| TO DO |
What is the number of lines containing the string "structured"? Answer with the number only.

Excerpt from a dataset
__________
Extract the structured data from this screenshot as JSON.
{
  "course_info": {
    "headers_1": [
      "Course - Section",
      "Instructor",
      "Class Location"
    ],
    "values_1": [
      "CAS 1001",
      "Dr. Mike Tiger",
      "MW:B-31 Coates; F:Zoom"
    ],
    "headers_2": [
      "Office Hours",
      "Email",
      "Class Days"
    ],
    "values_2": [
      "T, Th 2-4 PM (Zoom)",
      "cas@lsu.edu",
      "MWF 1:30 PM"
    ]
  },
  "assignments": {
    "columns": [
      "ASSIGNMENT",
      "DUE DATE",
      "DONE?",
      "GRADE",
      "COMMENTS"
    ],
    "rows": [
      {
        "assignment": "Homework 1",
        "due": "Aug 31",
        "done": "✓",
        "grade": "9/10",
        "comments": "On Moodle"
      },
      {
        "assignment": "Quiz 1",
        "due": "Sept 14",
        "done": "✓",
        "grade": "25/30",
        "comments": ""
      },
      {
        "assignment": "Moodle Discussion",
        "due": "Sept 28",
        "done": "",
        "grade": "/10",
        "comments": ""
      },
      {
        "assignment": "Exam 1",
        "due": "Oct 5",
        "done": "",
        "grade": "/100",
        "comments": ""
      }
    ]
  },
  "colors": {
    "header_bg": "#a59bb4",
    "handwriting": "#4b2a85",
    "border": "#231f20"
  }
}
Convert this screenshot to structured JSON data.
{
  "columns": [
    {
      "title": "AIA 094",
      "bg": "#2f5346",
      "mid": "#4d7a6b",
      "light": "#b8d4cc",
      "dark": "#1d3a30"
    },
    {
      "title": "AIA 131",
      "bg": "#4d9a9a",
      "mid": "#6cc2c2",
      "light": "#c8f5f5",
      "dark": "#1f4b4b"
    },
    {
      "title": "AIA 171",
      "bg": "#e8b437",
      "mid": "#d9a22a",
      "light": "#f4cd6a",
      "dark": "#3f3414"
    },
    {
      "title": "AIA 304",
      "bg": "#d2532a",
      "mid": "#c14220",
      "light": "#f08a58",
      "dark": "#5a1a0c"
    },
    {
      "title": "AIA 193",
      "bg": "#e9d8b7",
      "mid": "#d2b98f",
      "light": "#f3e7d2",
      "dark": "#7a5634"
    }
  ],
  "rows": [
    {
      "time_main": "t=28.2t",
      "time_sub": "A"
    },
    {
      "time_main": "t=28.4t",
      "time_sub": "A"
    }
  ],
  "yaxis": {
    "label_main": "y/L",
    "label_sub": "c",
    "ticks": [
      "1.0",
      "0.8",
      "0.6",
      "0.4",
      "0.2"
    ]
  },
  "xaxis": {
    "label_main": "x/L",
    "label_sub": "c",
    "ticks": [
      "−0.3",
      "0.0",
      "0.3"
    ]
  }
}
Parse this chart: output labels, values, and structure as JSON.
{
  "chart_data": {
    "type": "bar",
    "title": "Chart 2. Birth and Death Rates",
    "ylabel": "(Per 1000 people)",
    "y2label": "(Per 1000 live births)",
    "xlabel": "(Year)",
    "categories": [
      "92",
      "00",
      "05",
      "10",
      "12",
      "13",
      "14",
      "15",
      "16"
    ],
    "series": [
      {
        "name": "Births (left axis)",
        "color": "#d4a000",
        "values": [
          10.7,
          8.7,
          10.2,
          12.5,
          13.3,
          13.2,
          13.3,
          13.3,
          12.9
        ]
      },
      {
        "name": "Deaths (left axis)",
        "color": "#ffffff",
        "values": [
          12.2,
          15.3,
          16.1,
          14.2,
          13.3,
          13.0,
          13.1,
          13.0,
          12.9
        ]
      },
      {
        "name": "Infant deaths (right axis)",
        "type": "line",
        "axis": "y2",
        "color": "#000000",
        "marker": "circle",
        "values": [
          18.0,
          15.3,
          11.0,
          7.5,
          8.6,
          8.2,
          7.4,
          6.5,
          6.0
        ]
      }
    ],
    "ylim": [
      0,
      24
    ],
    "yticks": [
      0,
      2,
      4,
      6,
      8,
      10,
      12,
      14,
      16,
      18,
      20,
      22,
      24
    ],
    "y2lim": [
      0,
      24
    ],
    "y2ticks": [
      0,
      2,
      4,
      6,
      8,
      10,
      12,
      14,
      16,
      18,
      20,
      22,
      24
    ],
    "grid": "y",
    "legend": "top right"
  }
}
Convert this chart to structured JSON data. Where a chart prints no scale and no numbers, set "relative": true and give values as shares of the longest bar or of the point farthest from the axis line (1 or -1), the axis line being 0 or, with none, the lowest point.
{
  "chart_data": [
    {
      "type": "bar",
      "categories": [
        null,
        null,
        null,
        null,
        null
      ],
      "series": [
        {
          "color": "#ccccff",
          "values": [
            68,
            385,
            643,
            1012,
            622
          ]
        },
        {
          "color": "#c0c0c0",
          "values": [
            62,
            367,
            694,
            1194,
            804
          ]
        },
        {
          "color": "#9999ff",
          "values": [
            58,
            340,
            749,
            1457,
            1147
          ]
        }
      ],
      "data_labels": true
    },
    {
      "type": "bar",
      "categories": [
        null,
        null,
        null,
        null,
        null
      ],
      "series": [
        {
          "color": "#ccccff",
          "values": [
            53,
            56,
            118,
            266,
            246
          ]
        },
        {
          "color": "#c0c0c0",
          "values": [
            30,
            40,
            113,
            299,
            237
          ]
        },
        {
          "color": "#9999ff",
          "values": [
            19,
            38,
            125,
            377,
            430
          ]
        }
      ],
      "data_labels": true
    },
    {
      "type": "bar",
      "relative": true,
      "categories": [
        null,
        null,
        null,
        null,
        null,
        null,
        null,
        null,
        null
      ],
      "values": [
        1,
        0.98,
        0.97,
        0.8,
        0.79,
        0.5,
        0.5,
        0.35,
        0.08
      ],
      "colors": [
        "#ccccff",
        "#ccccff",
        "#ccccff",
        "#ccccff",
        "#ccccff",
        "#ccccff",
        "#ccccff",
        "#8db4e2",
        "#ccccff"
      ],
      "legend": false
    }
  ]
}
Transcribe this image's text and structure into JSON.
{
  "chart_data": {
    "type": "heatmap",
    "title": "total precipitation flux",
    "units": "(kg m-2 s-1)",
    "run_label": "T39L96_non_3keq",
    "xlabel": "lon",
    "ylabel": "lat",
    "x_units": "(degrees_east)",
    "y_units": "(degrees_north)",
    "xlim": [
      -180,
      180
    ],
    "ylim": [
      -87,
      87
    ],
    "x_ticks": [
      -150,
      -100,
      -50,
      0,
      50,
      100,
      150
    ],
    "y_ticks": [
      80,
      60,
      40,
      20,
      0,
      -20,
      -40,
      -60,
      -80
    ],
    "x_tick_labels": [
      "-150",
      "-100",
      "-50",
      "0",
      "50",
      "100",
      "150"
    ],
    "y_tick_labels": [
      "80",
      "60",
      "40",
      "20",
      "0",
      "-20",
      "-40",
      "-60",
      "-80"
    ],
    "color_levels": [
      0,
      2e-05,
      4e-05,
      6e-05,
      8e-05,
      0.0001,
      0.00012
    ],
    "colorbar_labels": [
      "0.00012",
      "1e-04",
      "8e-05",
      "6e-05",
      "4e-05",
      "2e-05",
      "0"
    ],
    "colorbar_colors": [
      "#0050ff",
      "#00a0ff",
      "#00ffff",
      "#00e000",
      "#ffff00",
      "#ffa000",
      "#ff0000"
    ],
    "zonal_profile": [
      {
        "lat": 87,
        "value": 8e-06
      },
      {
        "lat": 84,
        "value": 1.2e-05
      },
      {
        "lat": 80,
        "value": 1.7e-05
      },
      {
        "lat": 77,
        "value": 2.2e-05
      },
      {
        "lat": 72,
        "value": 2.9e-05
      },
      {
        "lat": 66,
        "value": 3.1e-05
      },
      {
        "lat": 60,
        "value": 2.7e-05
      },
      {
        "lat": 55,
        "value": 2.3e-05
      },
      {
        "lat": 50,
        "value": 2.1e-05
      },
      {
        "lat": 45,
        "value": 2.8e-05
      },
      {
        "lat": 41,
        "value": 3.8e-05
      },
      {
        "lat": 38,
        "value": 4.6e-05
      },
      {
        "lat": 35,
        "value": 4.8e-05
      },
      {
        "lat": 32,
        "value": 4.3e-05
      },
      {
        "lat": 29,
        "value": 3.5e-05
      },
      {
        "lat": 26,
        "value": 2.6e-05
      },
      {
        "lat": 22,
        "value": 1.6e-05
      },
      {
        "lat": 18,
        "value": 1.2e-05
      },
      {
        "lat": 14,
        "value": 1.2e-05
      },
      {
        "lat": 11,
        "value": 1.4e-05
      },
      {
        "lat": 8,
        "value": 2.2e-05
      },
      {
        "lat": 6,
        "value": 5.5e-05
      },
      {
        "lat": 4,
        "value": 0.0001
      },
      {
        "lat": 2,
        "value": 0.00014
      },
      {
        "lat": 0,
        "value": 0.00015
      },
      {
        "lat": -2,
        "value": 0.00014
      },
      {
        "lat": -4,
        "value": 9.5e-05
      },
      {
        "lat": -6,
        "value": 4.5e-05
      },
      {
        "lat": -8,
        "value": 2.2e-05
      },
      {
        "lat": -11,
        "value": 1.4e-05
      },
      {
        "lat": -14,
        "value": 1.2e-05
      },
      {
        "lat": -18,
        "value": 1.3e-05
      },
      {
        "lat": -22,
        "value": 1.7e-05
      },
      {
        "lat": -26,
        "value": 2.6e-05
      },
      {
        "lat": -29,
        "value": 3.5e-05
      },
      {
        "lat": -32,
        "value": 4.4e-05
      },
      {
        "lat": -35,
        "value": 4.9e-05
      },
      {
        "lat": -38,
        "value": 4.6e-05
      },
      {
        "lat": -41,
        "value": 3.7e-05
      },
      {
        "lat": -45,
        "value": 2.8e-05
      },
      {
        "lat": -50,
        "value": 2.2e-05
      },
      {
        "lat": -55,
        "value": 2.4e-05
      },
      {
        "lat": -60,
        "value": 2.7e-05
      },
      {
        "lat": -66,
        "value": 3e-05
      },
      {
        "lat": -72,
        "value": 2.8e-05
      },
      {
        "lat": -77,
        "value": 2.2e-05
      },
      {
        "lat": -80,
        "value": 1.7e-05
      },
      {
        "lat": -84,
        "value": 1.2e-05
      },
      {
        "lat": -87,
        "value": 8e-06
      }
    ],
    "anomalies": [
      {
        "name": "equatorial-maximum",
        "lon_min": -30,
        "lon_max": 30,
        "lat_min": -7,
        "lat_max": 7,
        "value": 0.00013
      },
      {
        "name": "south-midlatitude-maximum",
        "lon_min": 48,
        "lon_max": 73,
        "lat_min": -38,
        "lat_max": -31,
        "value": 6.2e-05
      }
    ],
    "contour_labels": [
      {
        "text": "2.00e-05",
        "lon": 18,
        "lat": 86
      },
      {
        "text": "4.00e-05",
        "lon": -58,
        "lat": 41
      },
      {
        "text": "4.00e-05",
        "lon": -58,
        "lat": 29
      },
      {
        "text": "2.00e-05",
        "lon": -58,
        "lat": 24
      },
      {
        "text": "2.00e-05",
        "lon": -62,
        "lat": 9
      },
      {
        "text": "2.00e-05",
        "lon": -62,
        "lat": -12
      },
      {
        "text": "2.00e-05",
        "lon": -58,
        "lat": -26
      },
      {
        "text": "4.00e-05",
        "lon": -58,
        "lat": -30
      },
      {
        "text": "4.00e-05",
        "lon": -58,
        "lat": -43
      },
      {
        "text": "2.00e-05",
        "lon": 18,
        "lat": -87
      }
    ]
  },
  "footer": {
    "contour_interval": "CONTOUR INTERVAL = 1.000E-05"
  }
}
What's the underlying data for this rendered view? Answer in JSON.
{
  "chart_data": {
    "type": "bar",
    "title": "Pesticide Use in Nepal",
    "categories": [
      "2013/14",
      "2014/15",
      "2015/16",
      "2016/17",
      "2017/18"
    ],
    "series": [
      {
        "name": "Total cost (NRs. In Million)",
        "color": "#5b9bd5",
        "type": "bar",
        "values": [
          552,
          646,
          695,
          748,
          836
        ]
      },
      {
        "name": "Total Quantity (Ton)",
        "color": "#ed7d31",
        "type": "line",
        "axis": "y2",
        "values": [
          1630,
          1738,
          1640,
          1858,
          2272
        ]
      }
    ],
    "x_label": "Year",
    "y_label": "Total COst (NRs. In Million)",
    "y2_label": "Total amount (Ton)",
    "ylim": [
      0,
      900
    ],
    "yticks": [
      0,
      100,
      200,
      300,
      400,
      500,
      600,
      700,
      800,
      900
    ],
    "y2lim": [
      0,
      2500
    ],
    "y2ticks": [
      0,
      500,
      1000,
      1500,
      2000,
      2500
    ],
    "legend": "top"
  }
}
__________
| THE COMPLETED TASK |
3